__Direction__:
Lines containing the word "tagclass" are to be located and copied.

Extracted records:
==================================================

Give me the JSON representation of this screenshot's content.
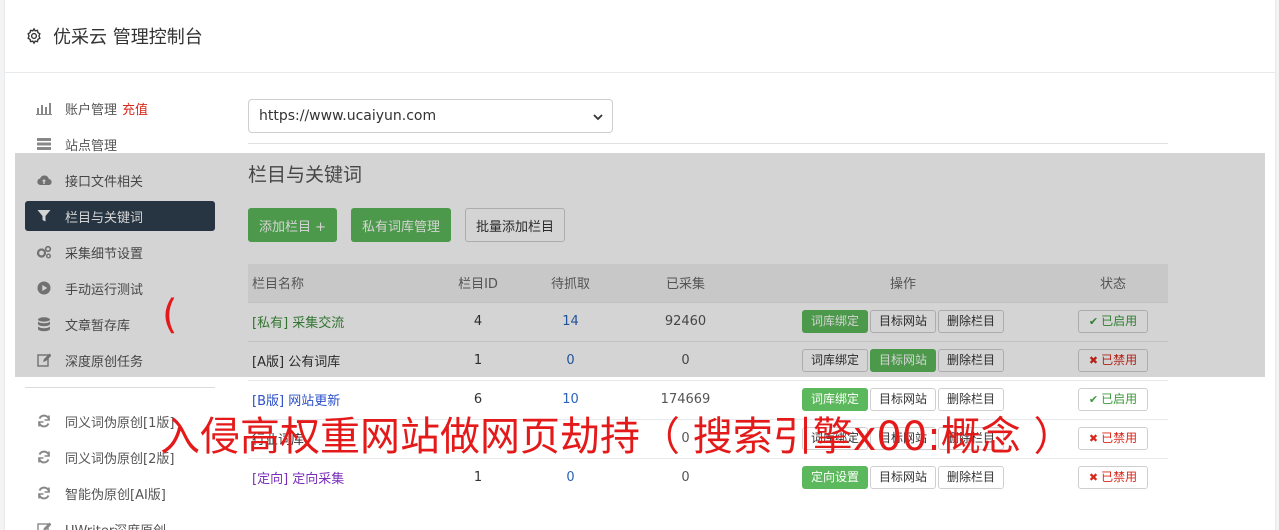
{
  "header": {
    "title": "优采云 管理控制台"
  },
  "sidebar": {
    "items": [
      {
        "label": "账户管理",
        "extra": "充值",
        "icon": "bar-chart-icon"
      },
      {
        "label": "站点管理",
        "icon": "server-icon"
      },
      {
        "label": "接口文件相关",
        "icon": "cloud-upload-icon"
      },
      {
        "label": "栏目与关键词",
        "icon": "filter-icon",
        "active": true
      },
      {
        "label": "采集细节设置",
        "icon": "cogs-icon"
      },
      {
        "label": "手动运行测试",
        "icon": "play-circle-icon"
      },
      {
        "label": "文章暂存库",
        "icon": "database-icon"
      },
      {
        "label": "深度原创任务",
        "icon": "edit-icon"
      }
    ],
    "items2": [
      {
        "label": "同义词伪原创[1版]",
        "icon": "refresh-icon"
      },
      {
        "label": "同义词伪原创[2版]",
        "icon": "refresh-icon"
      },
      {
        "label": "智能伪原创[AI版]",
        "icon": "refresh-icon"
      },
      {
        "label": "UWriter深度原创",
        "icon": "edit-icon"
      }
    ]
  },
  "main": {
    "site_select": "https://www.ucaiyun.com",
    "section_title": "栏目与关键词",
    "toolbar": {
      "add_column": "添加栏目 +",
      "private_lib": "私有词库管理",
      "batch_add": "批量添加栏目"
    },
    "table": {
      "headers": {
        "name": "栏目名称",
        "id": "栏目ID",
        "wait": "待抓取",
        "done": "已采集",
        "op": "操作",
        "status": "状态"
      },
      "rows": [
        {
          "tag": "[私有]",
          "name": "采集交流",
          "id": "4",
          "wait": "14",
          "done": "92460",
          "op1": "词库绑定",
          "op1_green": true,
          "op2": "目标网站",
          "op2_green": false,
          "op3": "删除栏目",
          "status": "已启用",
          "enabled": true,
          "tagclass": "tag-private"
        },
        {
          "tag": "[A版]",
          "name": "公有词库",
          "id": "1",
          "wait": "0",
          "done": "0",
          "op1": "词库绑定",
          "op1_green": false,
          "op2": "目标网站",
          "op2_green": true,
          "op3": "删除栏目",
          "status": "已禁用",
          "enabled": false,
          "tagclass": "tag-a"
        },
        {
          "tag": "[B版]",
          "name": "网站更新",
          "id": "6",
          "wait": "10",
          "done": "174669",
          "op1": "词库绑定",
          "op1_green": true,
          "op2": "目标网站",
          "op2_green": false,
          "op3": "删除栏目",
          "status": "已启用",
          "enabled": true,
          "tagclass": "tag-b"
        },
        {
          "tag": "",
          "name": "行业词库",
          "id": "",
          "wait": "",
          "done": "0",
          "op1": "词库绑定",
          "op1_green": false,
          "op2": "目标网站",
          "op2_green": false,
          "op3": "删除栏目",
          "status": "已禁用",
          "enabled": false,
          "tagclass": "tag-a"
        },
        {
          "tag": "[定向]",
          "name": "定向采集",
          "id": "1",
          "wait": "0",
          "done": "0",
          "op1": "定向设置",
          "op1_green": true,
          "op2": "目标网站",
          "op2_green": false,
          "op3": "删除栏目",
          "status": "已禁用",
          "enabled": false,
          "tagclass": "tag-dir"
        }
      ]
    }
  },
  "overlay_text": {
    "paren": "(",
    "banner": "入侵高权重网站做网页劫持（ 搜索引擎x00:概念 ）"
  },
  "colors": {
    "accent_green": "#5cb85c",
    "sidebar_active": "#2f4050",
    "danger": "#d9281b",
    "link_blue": "#2a63b8"
  }
}
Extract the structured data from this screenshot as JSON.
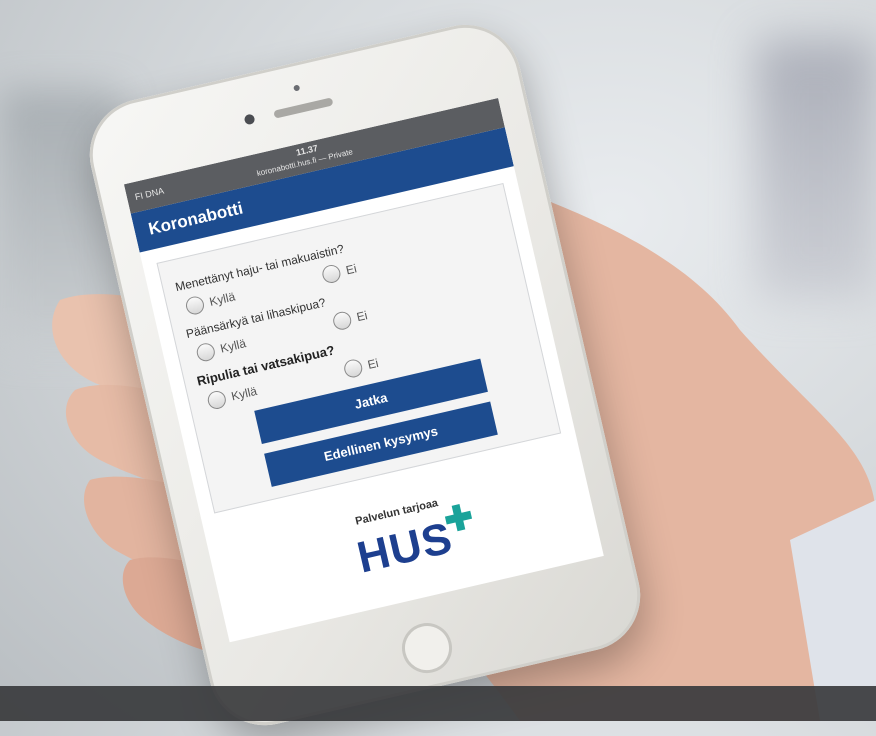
{
  "photo": {
    "description": ""
  },
  "status_bar": {
    "carrier": "FI DNA",
    "time": "11.37",
    "url": "koronabotti.hus.fi — Private"
  },
  "app": {
    "title": "Koronabotti"
  },
  "questions": [
    {
      "label": "Menettänyt haju- tai makuaistin?",
      "yes": "Kyllä",
      "no": "Ei"
    },
    {
      "label": "Päänsärkyä tai lihaskipua?",
      "yes": "Kyllä",
      "no": "Ei"
    },
    {
      "label": "Ripulia tai vatsakipua?",
      "yes": "Kyllä",
      "no": "Ei"
    }
  ],
  "buttons": {
    "continue": "Jatka",
    "previous": "Edellinen kysymys"
  },
  "footer": {
    "provider": "Palvelun tarjoaa",
    "logo": "HUS"
  }
}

==================================================

__Final result__:
          "tagclass": "tag-private"
          "tagclass": "tag-a"
          "tagclass": "tag-b"
          "tagclass": "tag-a"
          "tagclass": "tag-dir"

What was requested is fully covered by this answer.